**Stated task**. Reproduce the lines below word for word, leaving out the pictures.

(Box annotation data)
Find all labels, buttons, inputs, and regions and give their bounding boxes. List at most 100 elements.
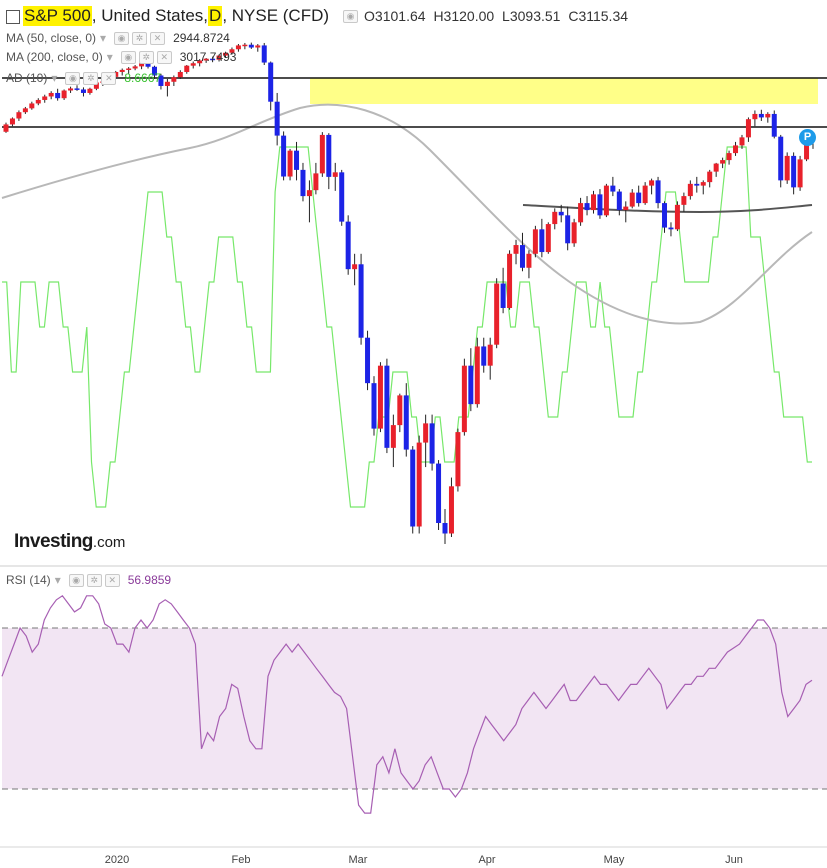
candle-body[interactable] [610,185,616,192]
candle-body[interactable] [61,90,67,99]
candle-body[interactable] [532,229,538,254]
candle-body[interactable] [784,155,790,181]
candle-body[interactable] [184,65,190,72]
candle-body[interactable] [197,60,203,64]
candle-body[interactable] [210,58,216,61]
candle-body[interactable] [164,81,170,86]
candle-body[interactable] [384,365,390,448]
candle-body[interactable] [274,101,280,136]
candle-body[interactable] [261,45,267,63]
candle-body[interactable] [235,45,241,50]
candle-body[interactable] [590,194,596,211]
candle-body[interactable] [16,112,22,119]
candle-body[interactable] [126,68,132,70]
candle-body[interactable] [390,425,396,448]
candle-body[interactable] [403,395,409,450]
candle-body[interactable] [597,194,603,216]
candle-body[interactable] [455,432,461,487]
candle-body[interactable] [313,173,319,191]
candle-body[interactable] [397,395,403,426]
interval-label[interactable]: D [208,6,223,26]
candle-body[interactable] [3,124,9,132]
settings-icon[interactable]: ✲ [83,71,99,85]
candle-body[interactable] [223,52,229,56]
candle-body[interactable] [797,159,803,188]
close-icon[interactable]: ✕ [104,573,120,587]
candle-body[interactable] [707,171,713,183]
candle-body[interactable] [578,203,584,223]
candle-body[interactable] [93,82,99,89]
candle-body[interactable] [713,163,719,172]
candle-body[interactable] [513,245,519,254]
candle-body[interactable] [9,118,15,125]
candle-body[interactable] [442,523,448,534]
candle-body[interactable] [80,89,86,93]
candle-body[interactable] [145,63,151,67]
candle-body[interactable] [636,192,642,204]
ma50-label[interactable]: MA (50, close, 0) [6,31,97,45]
candle-body[interactable] [507,253,513,308]
eye-icon[interactable]: ◉ [65,71,81,85]
candle-body[interactable] [190,63,196,66]
candle-body[interactable] [242,44,248,47]
candle-body[interactable] [139,63,145,67]
candle-body[interactable] [629,192,635,207]
candle-body[interactable] [429,423,435,464]
rsi-label[interactable]: RSI (14) [6,573,51,587]
candle-body[interactable] [739,137,745,146]
candle-body[interactable] [339,172,345,222]
eye-icon[interactable]: ◉ [120,50,136,64]
candle-body[interactable] [68,88,74,91]
candle-body[interactable] [377,365,383,429]
candle-body[interactable] [674,204,680,230]
candle-body[interactable] [687,183,693,197]
candle-body[interactable] [765,113,771,118]
candle-body[interactable] [603,185,609,216]
candle-body[interactable] [358,264,364,338]
candle-body[interactable] [526,253,532,268]
candle-body[interactable] [584,203,590,211]
close-icon[interactable]: ✕ [150,31,166,45]
candle-body[interactable] [216,55,222,60]
candle-body[interactable] [87,88,93,93]
candle-body[interactable] [649,180,655,186]
candle-body[interactable] [519,245,525,268]
dropdown-arrow-icon[interactable]: ▾ [106,50,113,64]
candle-body[interactable] [74,88,80,90]
candle-body[interactable] [229,49,235,53]
candle-body[interactable] [203,58,209,61]
candle-body[interactable] [410,449,416,527]
candle-body[interactable] [752,113,758,120]
ma200-label[interactable]: MA (200, close, 0) [6,50,103,64]
candle-body[interactable] [565,215,571,244]
candle-body[interactable] [791,155,797,188]
candle-body[interactable] [642,185,648,204]
candle-body[interactable] [745,119,751,138]
candle-body[interactable] [700,182,706,186]
candle-body[interactable] [804,138,810,160]
candle-body[interactable] [681,196,687,205]
candle-body[interactable] [281,135,287,177]
candle-body[interactable] [22,108,28,113]
candle-body[interactable] [48,92,54,97]
candle-body[interactable] [461,365,467,433]
candle-body[interactable] [371,383,377,429]
candle-body[interactable] [662,203,668,228]
candle-body[interactable] [42,96,48,100]
candle-body[interactable] [758,113,764,118]
candle-body[interactable] [423,423,429,443]
candle-body[interactable] [623,206,629,211]
candle-body[interactable] [487,344,493,366]
candle-body[interactable] [726,153,732,161]
candle-body[interactable] [171,77,177,82]
settings-icon[interactable]: ✲ [86,573,102,587]
candle-body[interactable] [55,92,61,99]
candle-body[interactable] [468,365,474,405]
candle-body[interactable] [474,346,480,405]
close-icon[interactable]: ✕ [101,71,117,85]
candle-body[interactable] [539,229,545,253]
candle-body[interactable] [287,150,293,177]
candle-body[interactable] [132,66,138,69]
candle-body[interactable] [481,346,487,366]
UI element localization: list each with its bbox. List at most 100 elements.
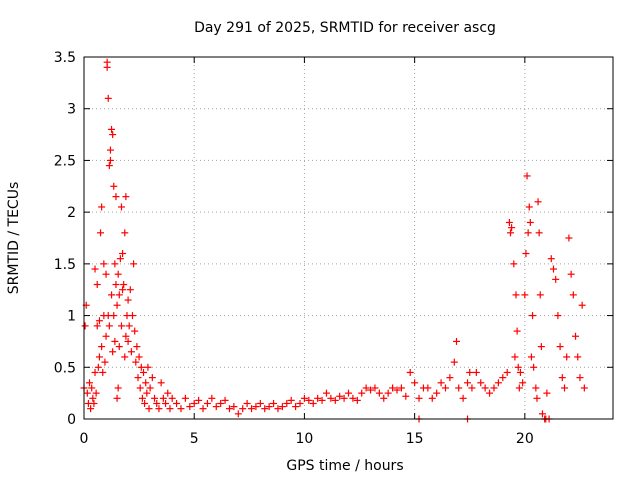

**Solution below**.
Find all labels, buttons, inputs, and regions and give their bounding boxes. List at most 100 elements.
candle-body[interactable] [610,185,616,192]
candle-body[interactable] [61,90,67,99]
candle-body[interactable] [532,229,538,254]
candle-body[interactable] [784,155,790,181]
candle-body[interactable] [184,65,190,72]
candle-body[interactable] [197,60,203,64]
candle-body[interactable] [210,58,216,61]
candle-body[interactable] [164,81,170,86]
candle-body[interactable] [384,365,390,448]
candle-body[interactable] [274,101,280,136]
candle-body[interactable] [261,45,267,63]
candle-body[interactable] [235,45,241,50]
candle-body[interactable] [590,194,596,211]
candle-body[interactable] [16,112,22,119]
candle-body[interactable] [126,68,132,70]
candle-body[interactable] [390,425,396,448]
candle-body[interactable] [403,395,409,450]
candle-body[interactable] [597,194,603,216]
candle-body[interactable] [455,432,461,487]
candle-body[interactable] [313,173,319,191]
candle-body[interactable] [397,395,403,426]
interval-label[interactable]: D [208,6,223,26]
candle-body[interactable] [3,124,9,132]
settings-icon[interactable]: ✲ [83,71,99,85]
candle-body[interactable] [223,52,229,56]
candle-body[interactable] [797,159,803,188]
close-icon[interactable]: ✕ [104,573,120,587]
candle-body[interactable] [707,171,713,183]
candle-body[interactable] [578,203,584,223]
candle-body[interactable] [93,82,99,89]
candle-body[interactable] [713,163,719,172]
candle-body[interactable] [513,245,519,254]
candle-body[interactable] [9,118,15,125]
candle-body[interactable] [442,523,448,534]
candle-body[interactable] [80,89,86,93]
candle-body[interactable] [145,63,151,67]
candle-body[interactable] [636,192,642,204]
ma50-label[interactable]: MA (50, close, 0) [6,31,97,45]
candle-body[interactable] [507,253,513,308]
eye-icon[interactable]: ◉ [65,71,81,85]
candle-body[interactable] [190,63,196,66]
candle-body[interactable] [242,44,248,47]
candle-body[interactable] [139,63,145,67]
candle-body[interactable] [629,192,635,207]
candle-body[interactable] [429,423,435,464]
rsi-label[interactable]: RSI (14) [6,573,51,587]
candle-body[interactable] [739,137,745,146]
candle-body[interactable] [339,172,345,222]
eye-icon[interactable]: ◉ [120,50,136,64]
candle-body[interactable] [68,88,74,91]
candle-body[interactable] [377,365,383,429]
candle-body[interactable] [674,204,680,230]
candle-body[interactable] [687,183,693,197]
candle-body[interactable] [765,113,771,118]
candle-body[interactable] [603,185,609,216]
candle-body[interactable] [358,264,364,338]
candle-body[interactable] [526,253,532,268]
candle-body[interactable] [584,203,590,211]
close-icon[interactable]: ✕ [150,31,166,45]
candle-body[interactable] [216,55,222,60]
candle-body[interactable] [87,88,93,93]
candle-body[interactable] [649,180,655,186]
candle-body[interactable] [519,245,525,268]
dropdown-arrow-icon[interactable]: ▾ [106,50,113,64]
candle-body[interactable] [74,88,80,90]
candle-body[interactable] [229,49,235,53]
candle-body[interactable] [203,58,209,61]
candle-body[interactable] [410,449,416,527]
candle-body[interactable] [752,113,758,120]
ma200-label[interactable]: MA (200, close, 0) [6,50,103,64]
candle-body[interactable] [565,215,571,244]
candle-body[interactable] [791,155,797,188]
candle-body[interactable] [642,185,648,204]
candle-body[interactable] [745,119,751,138]
candle-body[interactable] [700,182,706,186]
candle-body[interactable] [804,138,810,160]
candle-body[interactable] [681,196,687,205]
candle-body[interactable] [281,135,287,177]
candle-body[interactable] [22,108,28,113]
candle-body[interactable] [48,92,54,97]
candle-body[interactable] [461,365,467,433]
candle-body[interactable] [371,383,377,429]
candle-body[interactable] [662,203,668,228]
candle-body[interactable] [42,96,48,100]
candle-body[interactable] [758,113,764,118]
candle-body[interactable] [423,423,429,443]
candle-body[interactable] [623,206,629,211]
candle-body[interactable] [487,344,493,366]
candle-body[interactable] [726,153,732,161]
candle-body[interactable] [171,77,177,82]
settings-icon[interactable]: ✲ [86,573,102,587]
candle-body[interactable] [55,92,61,99]
candle-body[interactable] [468,365,474,405]
candle-body[interactable] [474,346,480,405]
close-icon[interactable]: ✕ [101,71,117,85]
candle-body[interactable] [539,229,545,253]
candle-body[interactable] [287,150,293,177]
candle-body[interactable] [132,66,138,69]
candle-body[interactable] [481,346,487,366]
UI element localization: list each with its bbox. List at most 100 elements.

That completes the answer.